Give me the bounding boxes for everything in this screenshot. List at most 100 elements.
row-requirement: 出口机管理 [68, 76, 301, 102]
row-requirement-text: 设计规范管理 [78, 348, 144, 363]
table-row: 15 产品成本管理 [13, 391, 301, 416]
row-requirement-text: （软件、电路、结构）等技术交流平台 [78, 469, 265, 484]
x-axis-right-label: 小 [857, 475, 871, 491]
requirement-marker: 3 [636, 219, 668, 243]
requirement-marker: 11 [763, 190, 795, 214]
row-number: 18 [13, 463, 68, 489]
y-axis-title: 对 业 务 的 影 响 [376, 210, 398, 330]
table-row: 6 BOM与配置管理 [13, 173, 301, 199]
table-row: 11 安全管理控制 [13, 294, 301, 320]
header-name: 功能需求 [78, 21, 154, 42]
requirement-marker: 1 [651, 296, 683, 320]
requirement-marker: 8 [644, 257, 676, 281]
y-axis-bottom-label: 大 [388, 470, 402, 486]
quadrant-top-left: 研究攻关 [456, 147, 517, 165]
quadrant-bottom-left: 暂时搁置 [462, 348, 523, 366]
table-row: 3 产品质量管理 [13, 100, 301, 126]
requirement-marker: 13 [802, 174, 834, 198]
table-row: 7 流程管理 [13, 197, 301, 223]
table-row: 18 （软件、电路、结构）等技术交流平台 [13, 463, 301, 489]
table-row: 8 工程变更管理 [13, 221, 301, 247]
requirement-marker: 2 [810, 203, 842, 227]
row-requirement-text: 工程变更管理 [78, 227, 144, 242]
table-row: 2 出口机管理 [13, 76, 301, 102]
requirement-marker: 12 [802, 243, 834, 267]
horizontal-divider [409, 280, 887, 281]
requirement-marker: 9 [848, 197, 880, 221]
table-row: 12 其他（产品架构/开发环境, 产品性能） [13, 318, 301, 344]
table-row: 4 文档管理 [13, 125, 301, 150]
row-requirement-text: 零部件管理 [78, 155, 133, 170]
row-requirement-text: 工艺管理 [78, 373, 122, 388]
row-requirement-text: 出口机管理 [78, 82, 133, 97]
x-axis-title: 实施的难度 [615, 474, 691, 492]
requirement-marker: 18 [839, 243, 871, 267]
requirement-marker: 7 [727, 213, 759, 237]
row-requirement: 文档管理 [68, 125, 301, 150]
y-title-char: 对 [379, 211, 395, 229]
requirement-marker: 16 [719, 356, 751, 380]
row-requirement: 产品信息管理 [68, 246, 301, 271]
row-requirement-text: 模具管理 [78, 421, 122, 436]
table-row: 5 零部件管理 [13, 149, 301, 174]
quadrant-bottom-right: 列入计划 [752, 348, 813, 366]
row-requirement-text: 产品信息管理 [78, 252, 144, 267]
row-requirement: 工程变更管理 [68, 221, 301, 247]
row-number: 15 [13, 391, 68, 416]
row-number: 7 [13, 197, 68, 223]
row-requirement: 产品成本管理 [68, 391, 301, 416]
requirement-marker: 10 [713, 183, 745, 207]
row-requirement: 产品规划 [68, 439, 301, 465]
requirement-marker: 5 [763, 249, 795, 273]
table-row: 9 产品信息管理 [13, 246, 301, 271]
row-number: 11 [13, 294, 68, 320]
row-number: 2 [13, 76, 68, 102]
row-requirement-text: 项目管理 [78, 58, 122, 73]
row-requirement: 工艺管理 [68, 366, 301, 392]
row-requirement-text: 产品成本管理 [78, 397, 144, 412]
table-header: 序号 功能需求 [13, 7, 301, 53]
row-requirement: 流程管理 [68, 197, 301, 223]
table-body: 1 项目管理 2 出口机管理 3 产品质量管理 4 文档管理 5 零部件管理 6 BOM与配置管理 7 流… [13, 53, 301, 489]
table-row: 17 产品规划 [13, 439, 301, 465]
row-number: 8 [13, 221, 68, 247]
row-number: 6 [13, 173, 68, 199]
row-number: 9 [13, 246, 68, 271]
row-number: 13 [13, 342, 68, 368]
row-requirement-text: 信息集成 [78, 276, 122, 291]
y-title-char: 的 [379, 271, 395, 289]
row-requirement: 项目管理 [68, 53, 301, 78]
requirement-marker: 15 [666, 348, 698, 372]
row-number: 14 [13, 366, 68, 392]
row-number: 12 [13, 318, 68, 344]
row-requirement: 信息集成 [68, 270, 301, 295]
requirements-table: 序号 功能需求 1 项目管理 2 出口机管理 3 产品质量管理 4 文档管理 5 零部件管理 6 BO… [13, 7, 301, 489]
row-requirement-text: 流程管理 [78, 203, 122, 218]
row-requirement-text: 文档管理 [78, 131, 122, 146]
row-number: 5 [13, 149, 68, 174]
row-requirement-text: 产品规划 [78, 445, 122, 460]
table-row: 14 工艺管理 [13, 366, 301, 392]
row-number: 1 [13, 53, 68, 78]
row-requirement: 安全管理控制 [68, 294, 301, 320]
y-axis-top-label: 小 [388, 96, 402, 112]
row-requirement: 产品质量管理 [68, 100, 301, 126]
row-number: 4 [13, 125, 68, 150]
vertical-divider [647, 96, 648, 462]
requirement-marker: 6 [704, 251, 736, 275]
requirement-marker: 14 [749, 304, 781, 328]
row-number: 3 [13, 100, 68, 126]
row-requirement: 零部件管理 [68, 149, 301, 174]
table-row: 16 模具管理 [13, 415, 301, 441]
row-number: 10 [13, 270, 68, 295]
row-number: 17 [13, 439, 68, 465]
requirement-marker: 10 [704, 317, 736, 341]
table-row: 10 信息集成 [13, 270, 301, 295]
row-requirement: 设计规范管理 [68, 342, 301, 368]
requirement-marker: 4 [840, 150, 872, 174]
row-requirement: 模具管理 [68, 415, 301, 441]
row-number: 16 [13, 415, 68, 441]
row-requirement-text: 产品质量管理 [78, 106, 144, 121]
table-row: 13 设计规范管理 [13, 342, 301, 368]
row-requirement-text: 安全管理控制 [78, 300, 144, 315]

....................

WRITTEN INSTRUCTION: Can you retype all of the lines above verbatim, leaving every character unchanged?

EXERCISE ANSWER:
Give me the bounding boxes for everything in this screenshot. List at most 100 elements.
row-requirement: 出口机管理 [68, 76, 301, 102]
row-requirement-text: 设计规范管理 [78, 348, 144, 363]
table-row: 15 产品成本管理 [13, 391, 301, 416]
row-requirement-text: （软件、电路、结构）等技术交流平台 [78, 469, 265, 484]
x-axis-right-label: 小 [857, 475, 871, 491]
requirement-marker: 3 [636, 219, 668, 243]
requirement-marker: 11 [763, 190, 795, 214]
row-number: 18 [13, 463, 68, 489]
y-axis-title: 对 业 务 的 影 响 [376, 210, 398, 330]
table-row: 6 BOM与配置管理 [13, 173, 301, 199]
table-row: 11 安全管理控制 [13, 294, 301, 320]
header-name: 功能需求 [78, 21, 154, 42]
requirement-marker: 1 [651, 296, 683, 320]
requirement-marker: 8 [644, 257, 676, 281]
y-axis-bottom-label: 大 [388, 470, 402, 486]
quadrant-top-left: 研究攻关 [456, 147, 517, 165]
quadrant-bottom-left: 暂时搁置 [462, 348, 523, 366]
table-row: 3 产品质量管理 [13, 100, 301, 126]
requirement-marker: 13 [802, 174, 834, 198]
table-row: 7 流程管理 [13, 197, 301, 223]
table-row: 18 （软件、电路、结构）等技术交流平台 [13, 463, 301, 489]
table-row: 8 工程变更管理 [13, 221, 301, 247]
requirement-marker: 2 [810, 203, 842, 227]
row-requirement-text: 工程变更管理 [78, 227, 144, 242]
table-row: 2 出口机管理 [13, 76, 301, 102]
requirement-marker: 12 [802, 243, 834, 267]
horizontal-divider [409, 280, 887, 281]
requirement-marker: 9 [848, 197, 880, 221]
table-row: 12 其他（产品架构/开发环境, 产品性能） [13, 318, 301, 344]
table-row: 4 文档管理 [13, 125, 301, 150]
row-requirement-text: 零部件管理 [78, 155, 133, 170]
row-requirement-text: 工艺管理 [78, 373, 122, 388]
row-requirement-text: 出口机管理 [78, 82, 133, 97]
x-axis-title: 实施的难度 [615, 474, 691, 492]
requirement-marker: 18 [839, 243, 871, 267]
requirement-marker: 7 [727, 213, 759, 237]
row-requirement: 文档管理 [68, 125, 301, 150]
y-title-char: 对 [379, 211, 395, 229]
requirement-marker: 16 [719, 356, 751, 380]
row-requirement: 产品信息管理 [68, 246, 301, 271]
row-requirement-text: 模具管理 [78, 421, 122, 436]
table-row: 5 零部件管理 [13, 149, 301, 174]
quadrant-bottom-right: 列入计划 [752, 348, 813, 366]
row-requirement-text: 产品信息管理 [78, 252, 144, 267]
row-requirement: 工程变更管理 [68, 221, 301, 247]
row-number: 15 [13, 391, 68, 416]
row-number: 7 [13, 197, 68, 223]
row-requirement: 产品成本管理 [68, 391, 301, 416]
requirement-marker: 10 [713, 183, 745, 207]
row-requirement: 产品规划 [68, 439, 301, 465]
requirement-marker: 5 [763, 249, 795, 273]
table-row: 9 产品信息管理 [13, 246, 301, 271]
row-number: 11 [13, 294, 68, 320]
row-number: 2 [13, 76, 68, 102]
row-requirement-text: 项目管理 [78, 58, 122, 73]
row-requirement: 工艺管理 [68, 366, 301, 392]
row-requirement-text: 产品成本管理 [78, 397, 144, 412]
table-header: 序号 功能需求 [13, 7, 301, 53]
row-requirement: 流程管理 [68, 197, 301, 223]
table-body: 1 项目管理 2 出口机管理 3 产品质量管理 4 文档管理 5 零部件管理 6 BOM与配置管理 7 流… [13, 53, 301, 489]
table-row: 17 产品规划 [13, 439, 301, 465]
row-number: 8 [13, 221, 68, 247]
row-number: 6 [13, 173, 68, 199]
row-number: 9 [13, 246, 68, 271]
row-number: 13 [13, 342, 68, 368]
row-requirement-text: 信息集成 [78, 276, 122, 291]
y-title-char: 的 [379, 271, 395, 289]
row-requirement: 项目管理 [68, 53, 301, 78]
requirement-marker: 15 [666, 348, 698, 372]
row-number: 14 [13, 366, 68, 392]
row-number: 12 [13, 318, 68, 344]
row-requirement: 信息集成 [68, 270, 301, 295]
requirements-table: 序号 功能需求 1 项目管理 2 出口机管理 3 产品质量管理 4 文档管理 5 零部件管理 6 BO… [13, 7, 301, 489]
row-requirement-text: 流程管理 [78, 203, 122, 218]
row-requirement-text: 文档管理 [78, 131, 122, 146]
row-number: 5 [13, 149, 68, 174]
row-requirement-text: 产品规划 [78, 445, 122, 460]
table-row: 14 工艺管理 [13, 366, 301, 392]
row-number: 1 [13, 53, 68, 78]
row-requirement: 安全管理控制 [68, 294, 301, 320]
y-axis-top-label: 小 [388, 96, 402, 112]
row-requirement: 产品质量管理 [68, 100, 301, 126]
row-number: 4 [13, 125, 68, 150]
vertical-divider [647, 96, 648, 462]
requirement-marker: 6 [704, 251, 736, 275]
requirement-marker: 14 [749, 304, 781, 328]
row-number: 3 [13, 100, 68, 126]
row-requirement: 零部件管理 [68, 149, 301, 174]
table-row: 16 模具管理 [13, 415, 301, 441]
row-number: 10 [13, 270, 68, 295]
row-number: 17 [13, 439, 68, 465]
requirement-marker: 10 [704, 317, 736, 341]
table-row: 10 信息集成 [13, 270, 301, 295]
row-requirement: 设计规范管理 [68, 342, 301, 368]
requirement-marker: 4 [840, 150, 872, 174]
row-requirement: 模具管理 [68, 415, 301, 441]
row-number: 16 [13, 415, 68, 441]
row-requirement-text: 产品质量管理 [78, 106, 144, 121]
table-row: 13 设计规范管理 [13, 342, 301, 368]
row-requirement-text: 安全管理控制 [78, 300, 144, 315]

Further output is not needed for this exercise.